Set down the material once more, exactly as it appears.

=====

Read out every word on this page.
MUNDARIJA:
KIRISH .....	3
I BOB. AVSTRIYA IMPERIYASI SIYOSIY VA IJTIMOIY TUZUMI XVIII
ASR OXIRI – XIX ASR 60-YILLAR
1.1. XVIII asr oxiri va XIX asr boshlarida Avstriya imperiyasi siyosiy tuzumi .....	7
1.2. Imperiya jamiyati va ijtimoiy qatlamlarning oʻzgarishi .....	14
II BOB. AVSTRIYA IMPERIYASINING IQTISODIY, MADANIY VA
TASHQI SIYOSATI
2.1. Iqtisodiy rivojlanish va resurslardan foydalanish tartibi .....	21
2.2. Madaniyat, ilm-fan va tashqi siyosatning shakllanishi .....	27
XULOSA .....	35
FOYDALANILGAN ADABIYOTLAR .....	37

=====

— Exercise result —
Read out every word on this page.
MUNDARIJA:
KIRISH .....	3
I BOB. AVSTRIYA IMPERIYASI SIYOSIY VA IJTIMOIY TUZUMI XVIII
ASR OXIRI – XIX ASR 60-YILLAR
1.1. XVIII asr oxiri va XIX asr boshlarida Avstriya imperiyasi siyosiy tuzumi .....	7
1.2. Imperiya jamiyati va ijtimoiy qatlamlarning oʻzgarishi .....	14
II BOB. AVSTRIYA IMPERIYASINING IQTISODIY, MADANIY VA
TASHQI SIYOSATI
2.1. Iqtisodiy rivojlanish va resurslardan foydalanish tartibi .....	21
2.2. Madaniyat, ilm-fan va tashqi siyosatning shakllanishi .....	27
XULOSA .....	35
FOYDALANILGAN ADABIYOTLAR .....	37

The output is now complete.